Written exercise
Copy out every one of the lines below word for word, leaving out the pictures.

Dataset entries
[Start]
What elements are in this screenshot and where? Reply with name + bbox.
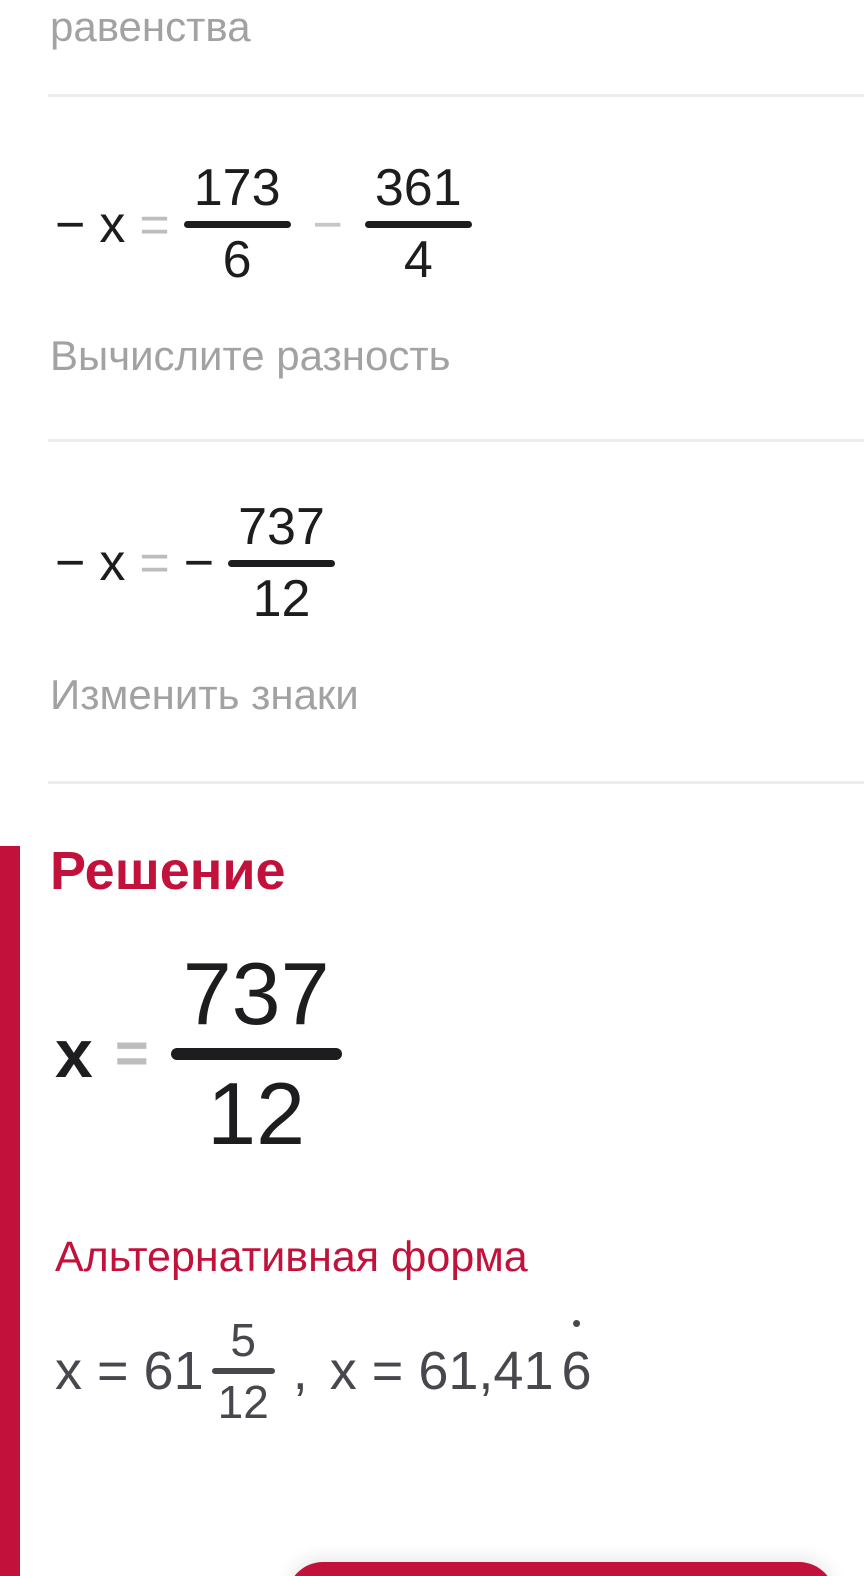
equation-step-1: − x = 173 6 − 361 4 <box>55 161 864 288</box>
fraction-5-over-12: 5 12 <box>211 1313 275 1428</box>
solution-section: Решение x = 737 12 Альтернативная форма … <box>0 841 864 1576</box>
variable-x: x <box>99 195 126 254</box>
minus-sign: − <box>183 534 215 593</box>
previous-step-description-tail: равенства <box>50 3 251 50</box>
fraction-173-over-6: 173 6 <box>183 159 291 290</box>
fraction-numerator: 361 <box>374 159 462 218</box>
equation-step-2: − x = − 737 12 <box>55 497 864 628</box>
fraction-bar <box>183 221 291 229</box>
step-description-compute-difference: Вычислите разность <box>50 332 451 380</box>
minus-sign: − <box>55 195 86 254</box>
equals-sign: = <box>139 195 170 254</box>
fraction-denominator: 12 <box>207 1064 306 1163</box>
decimal-form-lhs: x = 61,41 <box>329 1340 554 1401</box>
fraction-737-over-12: 737 12 <box>170 943 342 1163</box>
step-description-change-signs: Изменить знаки <box>50 670 359 718</box>
variable-x: x <box>99 534 126 593</box>
divider <box>48 781 864 785</box>
fraction-denominator: 12 <box>217 1375 269 1428</box>
fraction-denominator: 4 <box>403 231 433 290</box>
minus-operator: − <box>312 195 343 254</box>
fraction-denominator: 12 <box>252 569 311 628</box>
divider <box>48 94 864 98</box>
solution-heading: Решение <box>50 841 286 902</box>
fraction-bar <box>211 1367 275 1374</box>
fraction-numerator: 737 <box>182 943 330 1043</box>
recurring-digit: 6 <box>561 1340 592 1401</box>
divider <box>48 438 864 442</box>
minus-sign: − <box>55 534 86 593</box>
fraction-numerator: 737 <box>238 497 325 556</box>
fraction-bar <box>170 1048 342 1060</box>
fraction-bar <box>228 559 335 567</box>
solution-equation: x = 737 12 <box>55 943 864 1163</box>
primary-action-button[interactable] <box>287 1562 835 1576</box>
fraction-numerator: 5 <box>230 1313 256 1366</box>
fraction-numerator: 173 <box>193 159 281 218</box>
alternative-form-equation: x = 61 5 12 , x = 61,41 • 6 <box>55 1310 864 1428</box>
alternative-form-heading: Альтернативная форма <box>55 1233 528 1282</box>
variable-x: x <box>55 1016 93 1092</box>
fraction-bar <box>364 221 472 229</box>
recurring-dot-icon: • <box>571 1307 582 1338</box>
fraction-361-over-4: 361 4 <box>364 159 472 290</box>
equals-sign: = <box>139 534 170 593</box>
mixed-number-lhs: x = 61 <box>55 1340 204 1401</box>
fraction-denominator: 6 <box>222 231 252 290</box>
separator-comma: , <box>292 1340 308 1401</box>
solution-accent-bar <box>0 846 20 1576</box>
fraction-737-over-12: 737 12 <box>228 497 335 628</box>
recurring-decimal-digit: • 6 <box>561 1310 592 1402</box>
equals-sign: = <box>114 1021 149 1086</box>
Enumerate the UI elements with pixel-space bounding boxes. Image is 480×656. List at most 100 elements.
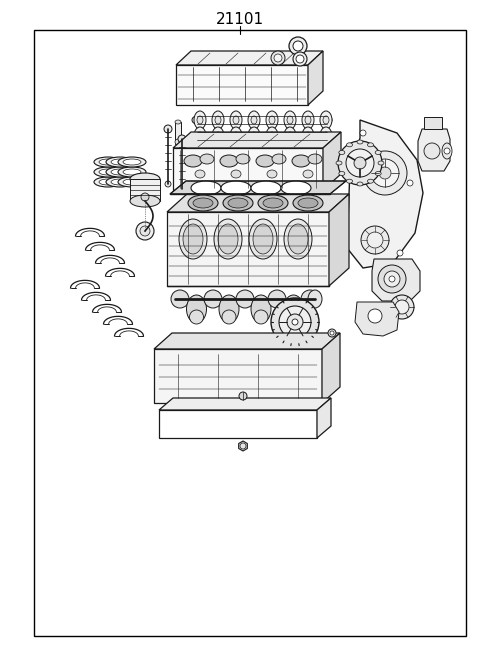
Ellipse shape (347, 143, 352, 147)
Ellipse shape (305, 132, 311, 140)
Circle shape (397, 250, 403, 256)
Circle shape (390, 295, 414, 319)
Ellipse shape (339, 171, 345, 176)
Ellipse shape (195, 170, 205, 178)
Ellipse shape (248, 111, 260, 129)
Ellipse shape (99, 169, 117, 175)
Ellipse shape (249, 219, 277, 259)
Circle shape (178, 135, 186, 143)
Polygon shape (322, 333, 340, 403)
Polygon shape (418, 129, 450, 171)
Ellipse shape (375, 171, 381, 176)
Ellipse shape (175, 120, 181, 124)
Circle shape (175, 139, 181, 145)
Ellipse shape (267, 170, 277, 178)
Ellipse shape (220, 155, 238, 167)
Circle shape (164, 125, 172, 133)
Circle shape (274, 54, 282, 62)
Ellipse shape (194, 111, 206, 129)
Circle shape (368, 309, 382, 323)
Circle shape (354, 157, 366, 169)
Ellipse shape (284, 127, 296, 145)
Ellipse shape (106, 157, 134, 167)
Text: 21101: 21101 (216, 12, 264, 26)
Ellipse shape (197, 116, 203, 124)
Polygon shape (329, 194, 349, 286)
Circle shape (190, 310, 204, 324)
Circle shape (289, 37, 307, 55)
Ellipse shape (357, 140, 363, 144)
Ellipse shape (323, 116, 329, 124)
Ellipse shape (123, 159, 141, 165)
Polygon shape (170, 181, 346, 194)
Polygon shape (159, 410, 317, 438)
Ellipse shape (308, 154, 322, 164)
Polygon shape (188, 403, 278, 423)
Polygon shape (176, 65, 308, 105)
Polygon shape (347, 120, 423, 268)
Circle shape (363, 151, 407, 195)
Ellipse shape (347, 179, 352, 183)
Bar (34, 30, 466, 636)
Ellipse shape (281, 181, 311, 195)
Ellipse shape (192, 116, 202, 124)
Circle shape (293, 52, 307, 66)
Ellipse shape (253, 224, 273, 254)
Ellipse shape (368, 179, 373, 183)
Ellipse shape (251, 132, 257, 140)
Ellipse shape (236, 154, 250, 164)
Ellipse shape (272, 154, 286, 164)
Polygon shape (308, 51, 323, 105)
Ellipse shape (258, 195, 288, 211)
Circle shape (293, 41, 303, 51)
Circle shape (296, 55, 304, 63)
Circle shape (236, 290, 254, 308)
Ellipse shape (118, 157, 146, 167)
Ellipse shape (302, 111, 314, 129)
Ellipse shape (111, 179, 129, 185)
Circle shape (222, 310, 236, 324)
Ellipse shape (187, 295, 206, 323)
Ellipse shape (214, 219, 242, 259)
Circle shape (287, 314, 303, 330)
Ellipse shape (378, 161, 384, 165)
Circle shape (136, 222, 154, 240)
Circle shape (239, 392, 247, 400)
Circle shape (287, 310, 300, 324)
Ellipse shape (336, 161, 342, 165)
Circle shape (389, 276, 395, 282)
Polygon shape (176, 51, 323, 65)
Ellipse shape (284, 219, 312, 259)
Ellipse shape (266, 127, 278, 145)
Circle shape (165, 181, 171, 187)
Ellipse shape (179, 219, 207, 259)
Ellipse shape (111, 169, 129, 175)
Ellipse shape (183, 224, 203, 254)
Polygon shape (355, 302, 399, 336)
Circle shape (330, 331, 334, 335)
Ellipse shape (200, 154, 214, 164)
Circle shape (279, 306, 311, 338)
Polygon shape (154, 333, 340, 349)
Ellipse shape (212, 127, 224, 145)
Ellipse shape (248, 127, 260, 145)
Circle shape (361, 226, 389, 254)
Circle shape (367, 232, 383, 248)
Ellipse shape (215, 116, 221, 124)
Bar (175, 122, 181, 144)
Ellipse shape (184, 155, 202, 167)
Circle shape (338, 141, 382, 185)
Circle shape (360, 130, 366, 136)
Ellipse shape (223, 195, 253, 211)
Ellipse shape (231, 170, 241, 178)
Circle shape (292, 319, 298, 325)
Polygon shape (317, 398, 331, 438)
Ellipse shape (284, 111, 296, 129)
Ellipse shape (230, 127, 242, 145)
Circle shape (384, 271, 400, 287)
Circle shape (378, 265, 406, 293)
Ellipse shape (263, 198, 283, 208)
Circle shape (271, 298, 319, 346)
Ellipse shape (230, 111, 242, 129)
Ellipse shape (106, 167, 134, 177)
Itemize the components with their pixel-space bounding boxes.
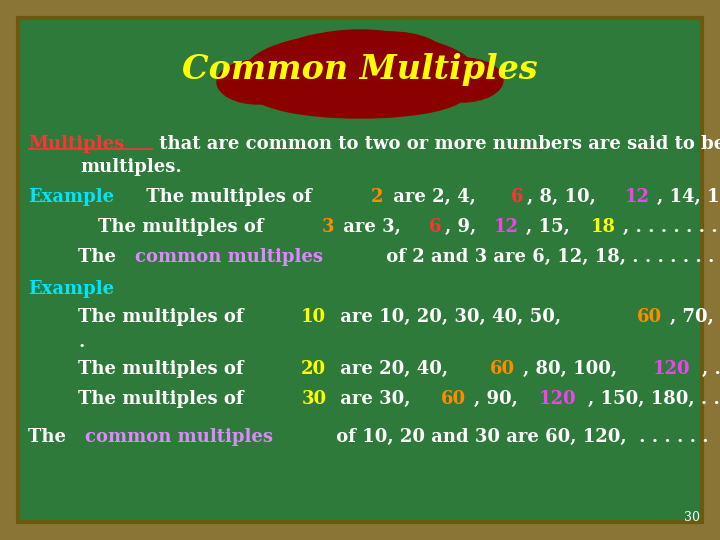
[End]
Written answer
What elements are in this screenshot and where? Reply with name + bbox.
equation-step-1: − x = 173 6 − 361 4 <box>55 161 864 288</box>
fraction-5-over-12: 5 12 <box>211 1313 275 1428</box>
solution-section: Решение x = 737 12 Альтернативная форма … <box>0 841 864 1576</box>
variable-x: x <box>99 195 126 254</box>
minus-sign: − <box>183 534 215 593</box>
previous-step-description-tail: равенства <box>50 3 251 50</box>
fraction-173-over-6: 173 6 <box>183 159 291 290</box>
fraction-numerator: 361 <box>374 159 462 218</box>
equation-step-2: − x = − 737 12 <box>55 497 864 628</box>
fraction-bar <box>183 221 291 229</box>
step-description-compute-difference: Вычислите разность <box>50 332 451 380</box>
minus-sign: − <box>55 195 86 254</box>
equals-sign: = <box>139 195 170 254</box>
fraction-denominator: 12 <box>207 1064 306 1163</box>
decimal-form-lhs: x = 61,41 <box>329 1340 554 1401</box>
fraction-737-over-12: 737 12 <box>170 943 342 1163</box>
step-description-change-signs: Изменить знаки <box>50 670 359 718</box>
variable-x: x <box>99 534 126 593</box>
divider <box>48 781 864 785</box>
fraction-denominator: 12 <box>217 1375 269 1428</box>
fraction-denominator: 4 <box>403 231 433 290</box>
minus-operator: − <box>312 195 343 254</box>
fraction-denominator: 12 <box>252 569 311 628</box>
divider <box>48 94 864 98</box>
solution-heading: Решение <box>50 841 286 902</box>
fraction-bar <box>211 1367 275 1374</box>
fraction-numerator: 737 <box>182 943 330 1043</box>
recurring-digit: 6 <box>561 1340 592 1401</box>
divider <box>48 438 864 442</box>
minus-sign: − <box>55 534 86 593</box>
fraction-numerator: 737 <box>238 497 325 556</box>
fraction-bar <box>170 1048 342 1060</box>
fraction-bar <box>228 559 335 567</box>
solution-equation: x = 737 12 <box>55 943 864 1163</box>
primary-action-button[interactable] <box>287 1562 835 1576</box>
fraction-numerator: 5 <box>230 1313 256 1366</box>
fraction-numerator: 173 <box>193 159 281 218</box>
alternative-form-equation: x = 61 5 12 , x = 61,41 • 6 <box>55 1310 864 1428</box>
alternative-form-heading: Альтернативная форма <box>55 1233 528 1282</box>
variable-x: x <box>55 1016 93 1092</box>
fraction-bar <box>364 221 472 229</box>
recurring-dot-icon: • <box>571 1307 582 1338</box>
fraction-361-over-4: 361 4 <box>364 159 472 290</box>
equals-sign: = <box>139 534 170 593</box>
mixed-number-lhs: x = 61 <box>55 1340 204 1401</box>
fraction-denominator: 6 <box>222 231 252 290</box>
separator-comma: , <box>292 1340 308 1401</box>
solution-accent-bar <box>0 846 20 1576</box>
fraction-737-over-12: 737 12 <box>228 497 335 628</box>
recurring-decimal-digit: • 6 <box>561 1310 592 1402</box>
equals-sign: = <box>114 1021 149 1086</box>
Enumerate the UI elements with pixel-space bounding boxes. Image is 480×656. List at most 100 elements.
Ellipse shape (347, 143, 352, 147)
Ellipse shape (305, 132, 311, 140)
Circle shape (397, 250, 403, 256)
Circle shape (390, 295, 414, 319)
Ellipse shape (339, 171, 345, 176)
Ellipse shape (195, 170, 205, 178)
Ellipse shape (248, 111, 260, 129)
Ellipse shape (99, 169, 117, 175)
Ellipse shape (249, 219, 277, 259)
Circle shape (178, 135, 186, 143)
Polygon shape (322, 333, 340, 403)
Polygon shape (418, 129, 450, 171)
Ellipse shape (375, 171, 381, 176)
Ellipse shape (175, 120, 181, 124)
Circle shape (175, 139, 181, 145)
Ellipse shape (267, 170, 277, 178)
Ellipse shape (220, 155, 238, 167)
Circle shape (164, 125, 172, 133)
Circle shape (274, 54, 282, 62)
Ellipse shape (194, 111, 206, 129)
Circle shape (368, 309, 382, 323)
Circle shape (354, 157, 366, 169)
Ellipse shape (284, 127, 296, 145)
Ellipse shape (106, 157, 134, 167)
Text: 21101: 21101 (216, 12, 264, 26)
Ellipse shape (197, 116, 203, 124)
Polygon shape (329, 194, 349, 286)
Circle shape (190, 310, 204, 324)
Circle shape (289, 37, 307, 55)
Ellipse shape (357, 140, 363, 144)
Ellipse shape (323, 116, 329, 124)
Ellipse shape (123, 159, 141, 165)
Polygon shape (170, 181, 346, 194)
Polygon shape (159, 410, 317, 438)
Ellipse shape (308, 154, 322, 164)
Polygon shape (188, 403, 278, 423)
Polygon shape (176, 65, 308, 105)
Polygon shape (347, 120, 423, 268)
Circle shape (363, 151, 407, 195)
Ellipse shape (347, 179, 352, 183)
Bar (34, 30, 466, 636)
Ellipse shape (281, 181, 311, 195)
Ellipse shape (192, 116, 202, 124)
Circle shape (293, 52, 307, 66)
Ellipse shape (253, 224, 273, 254)
Ellipse shape (368, 179, 373, 183)
Ellipse shape (251, 132, 257, 140)
Ellipse shape (236, 154, 250, 164)
Ellipse shape (272, 154, 286, 164)
Polygon shape (308, 51, 323, 105)
Ellipse shape (258, 195, 288, 211)
Circle shape (293, 41, 303, 51)
Circle shape (296, 55, 304, 63)
Circle shape (236, 290, 254, 308)
Ellipse shape (118, 157, 146, 167)
Ellipse shape (302, 111, 314, 129)
Ellipse shape (111, 179, 129, 185)
Circle shape (222, 310, 236, 324)
Ellipse shape (187, 295, 206, 323)
Ellipse shape (214, 219, 242, 259)
Circle shape (287, 314, 303, 330)
Ellipse shape (378, 161, 384, 165)
Circle shape (136, 222, 154, 240)
Circle shape (239, 392, 247, 400)
Circle shape (287, 310, 300, 324)
Ellipse shape (336, 161, 342, 165)
Circle shape (389, 276, 395, 282)
Polygon shape (176, 51, 323, 65)
Ellipse shape (284, 219, 312, 259)
Ellipse shape (266, 127, 278, 145)
Circle shape (165, 181, 171, 187)
Ellipse shape (179, 219, 207, 259)
Ellipse shape (111, 169, 129, 175)
Ellipse shape (183, 224, 203, 254)
Polygon shape (355, 302, 399, 336)
Circle shape (330, 331, 334, 335)
Ellipse shape (200, 154, 214, 164)
Circle shape (279, 306, 311, 338)
Polygon shape (154, 333, 340, 349)
Ellipse shape (212, 127, 224, 145)
Ellipse shape (248, 127, 260, 145)
Circle shape (361, 226, 389, 254)
Circle shape (367, 232, 383, 248)
Ellipse shape (215, 116, 221, 124)
Bar (175, 122, 181, 144)
Ellipse shape (184, 155, 202, 167)
Circle shape (338, 141, 382, 185)
Circle shape (360, 130, 366, 136)
Ellipse shape (223, 195, 253, 211)
Ellipse shape (231, 170, 241, 178)
Circle shape (292, 319, 298, 325)
Polygon shape (317, 398, 331, 438)
Ellipse shape (284, 111, 296, 129)
Ellipse shape (230, 127, 242, 145)
Circle shape (384, 271, 400, 287)
Circle shape (378, 265, 406, 293)
Ellipse shape (263, 198, 283, 208)
Circle shape (271, 298, 319, 346)
Ellipse shape (230, 111, 242, 129)
Ellipse shape (106, 167, 134, 177)
Itemize the components with their pixel-space bounding boxes.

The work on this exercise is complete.